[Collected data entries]
● ● ● ● ●

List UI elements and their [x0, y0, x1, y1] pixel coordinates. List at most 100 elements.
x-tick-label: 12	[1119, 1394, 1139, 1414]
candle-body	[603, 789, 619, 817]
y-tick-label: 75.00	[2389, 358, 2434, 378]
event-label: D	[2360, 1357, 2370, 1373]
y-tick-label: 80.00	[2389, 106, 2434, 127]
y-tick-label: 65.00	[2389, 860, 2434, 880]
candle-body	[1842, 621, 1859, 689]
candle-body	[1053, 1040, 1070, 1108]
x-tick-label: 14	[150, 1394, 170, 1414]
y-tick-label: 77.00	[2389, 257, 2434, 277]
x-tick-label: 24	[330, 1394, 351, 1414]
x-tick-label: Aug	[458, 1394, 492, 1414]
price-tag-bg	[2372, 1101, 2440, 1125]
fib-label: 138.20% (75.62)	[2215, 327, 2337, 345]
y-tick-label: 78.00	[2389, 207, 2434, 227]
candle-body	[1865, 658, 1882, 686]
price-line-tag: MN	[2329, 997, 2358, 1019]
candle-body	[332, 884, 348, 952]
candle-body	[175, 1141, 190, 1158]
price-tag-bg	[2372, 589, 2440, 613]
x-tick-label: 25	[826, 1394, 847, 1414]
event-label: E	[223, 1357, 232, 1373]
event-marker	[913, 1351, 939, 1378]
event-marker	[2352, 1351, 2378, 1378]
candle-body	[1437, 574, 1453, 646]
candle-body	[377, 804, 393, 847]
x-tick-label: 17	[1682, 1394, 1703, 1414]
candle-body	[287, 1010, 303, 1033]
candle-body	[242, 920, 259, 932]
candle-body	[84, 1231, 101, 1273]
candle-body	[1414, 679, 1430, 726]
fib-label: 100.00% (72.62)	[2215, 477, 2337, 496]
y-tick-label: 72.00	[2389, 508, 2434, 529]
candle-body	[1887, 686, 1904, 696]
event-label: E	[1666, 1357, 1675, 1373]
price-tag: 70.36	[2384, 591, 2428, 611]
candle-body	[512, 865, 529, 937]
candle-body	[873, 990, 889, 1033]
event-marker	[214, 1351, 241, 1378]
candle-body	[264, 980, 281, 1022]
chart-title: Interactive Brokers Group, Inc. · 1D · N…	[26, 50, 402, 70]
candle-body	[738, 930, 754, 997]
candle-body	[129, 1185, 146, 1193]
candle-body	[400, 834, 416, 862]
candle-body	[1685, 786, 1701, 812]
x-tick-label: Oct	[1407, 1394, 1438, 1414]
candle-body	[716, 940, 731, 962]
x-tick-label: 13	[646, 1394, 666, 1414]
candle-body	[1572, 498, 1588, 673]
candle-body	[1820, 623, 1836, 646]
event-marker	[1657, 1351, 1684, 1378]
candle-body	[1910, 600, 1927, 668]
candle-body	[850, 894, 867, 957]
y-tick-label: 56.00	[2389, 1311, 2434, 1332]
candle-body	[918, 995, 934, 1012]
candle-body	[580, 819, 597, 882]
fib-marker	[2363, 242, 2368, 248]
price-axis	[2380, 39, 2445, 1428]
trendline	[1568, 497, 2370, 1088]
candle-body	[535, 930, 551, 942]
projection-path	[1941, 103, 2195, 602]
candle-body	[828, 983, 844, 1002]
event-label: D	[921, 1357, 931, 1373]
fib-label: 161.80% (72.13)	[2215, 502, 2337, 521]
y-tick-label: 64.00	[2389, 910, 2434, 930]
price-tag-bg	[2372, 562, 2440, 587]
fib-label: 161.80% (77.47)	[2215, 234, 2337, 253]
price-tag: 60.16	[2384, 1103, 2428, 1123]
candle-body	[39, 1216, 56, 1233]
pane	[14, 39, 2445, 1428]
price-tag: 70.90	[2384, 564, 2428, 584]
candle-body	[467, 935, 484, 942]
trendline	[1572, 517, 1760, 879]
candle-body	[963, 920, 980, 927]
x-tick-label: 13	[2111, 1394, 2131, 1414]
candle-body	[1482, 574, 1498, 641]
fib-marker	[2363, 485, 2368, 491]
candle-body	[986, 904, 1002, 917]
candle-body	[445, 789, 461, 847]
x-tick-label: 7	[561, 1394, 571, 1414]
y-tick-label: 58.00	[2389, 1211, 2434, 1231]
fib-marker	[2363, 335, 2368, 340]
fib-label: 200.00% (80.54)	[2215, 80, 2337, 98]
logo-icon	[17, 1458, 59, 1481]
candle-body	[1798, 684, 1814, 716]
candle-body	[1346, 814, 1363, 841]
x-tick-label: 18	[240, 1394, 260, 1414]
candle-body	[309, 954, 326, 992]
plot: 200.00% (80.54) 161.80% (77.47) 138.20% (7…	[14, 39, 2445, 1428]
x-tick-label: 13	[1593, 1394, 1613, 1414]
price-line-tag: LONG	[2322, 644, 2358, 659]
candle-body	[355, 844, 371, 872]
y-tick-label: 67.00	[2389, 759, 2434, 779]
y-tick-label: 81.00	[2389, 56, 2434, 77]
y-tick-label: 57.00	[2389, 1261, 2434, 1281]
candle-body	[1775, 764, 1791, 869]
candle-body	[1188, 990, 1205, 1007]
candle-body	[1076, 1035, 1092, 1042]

● ● ● ● ●

Do this = Copy the records line for line, from the first line through the line containing "786, 1701, 812]", and include that final line.

Result below =
List UI elements and their [x0, y0, x1, y1] pixel coordinates. List at most 100 elements.
x-tick-label: 12	[1119, 1394, 1139, 1414]
candle-body	[603, 789, 619, 817]
y-tick-label: 75.00	[2389, 358, 2434, 378]
event-label: D	[2360, 1357, 2370, 1373]
y-tick-label: 80.00	[2389, 106, 2434, 127]
y-tick-label: 65.00	[2389, 860, 2434, 880]
candle-body	[1842, 621, 1859, 689]
candle-body	[1053, 1040, 1070, 1108]
x-tick-label: 14	[150, 1394, 170, 1414]
y-tick-label: 77.00	[2389, 257, 2434, 277]
x-tick-label: 24	[330, 1394, 351, 1414]
x-tick-label: Aug	[458, 1394, 492, 1414]
price-tag-bg	[2372, 1101, 2440, 1125]
fib-label: 138.20% (75.62)	[2215, 327, 2337, 345]
y-tick-label: 78.00	[2389, 207, 2434, 227]
candle-body	[1865, 658, 1882, 686]
price-line-tag: MN	[2329, 997, 2358, 1019]
candle-body	[332, 884, 348, 952]
candle-body	[175, 1141, 190, 1158]
price-tag-bg	[2372, 589, 2440, 613]
x-tick-label: 25	[826, 1394, 847, 1414]
event-label: E	[223, 1357, 232, 1373]
event-marker	[913, 1351, 939, 1378]
event-marker	[2352, 1351, 2378, 1378]
candle-body	[1437, 574, 1453, 646]
candle-body	[377, 804, 393, 847]
x-tick-label: 17	[1682, 1394, 1703, 1414]
candle-body	[287, 1010, 303, 1033]
candle-body	[242, 920, 259, 932]
candle-body	[84, 1231, 101, 1273]
candle-body	[1414, 679, 1430, 726]
fib-label: 100.00% (72.62)	[2215, 477, 2337, 496]
y-tick-label: 72.00	[2389, 508, 2434, 529]
candle-body	[1887, 686, 1904, 696]
event-label: E	[1666, 1357, 1675, 1373]
price-tag: 70.36	[2384, 591, 2428, 611]
candle-body	[512, 865, 529, 937]
candle-body	[873, 990, 889, 1033]
event-marker	[214, 1351, 241, 1378]
candle-body	[264, 980, 281, 1022]
chart-title: Interactive Brokers Group, Inc. · 1D · N…	[26, 50, 402, 70]
candle-body	[738, 930, 754, 997]
candle-body	[129, 1185, 146, 1193]
candle-body	[400, 834, 416, 862]
candle-body	[1685, 786, 1701, 812]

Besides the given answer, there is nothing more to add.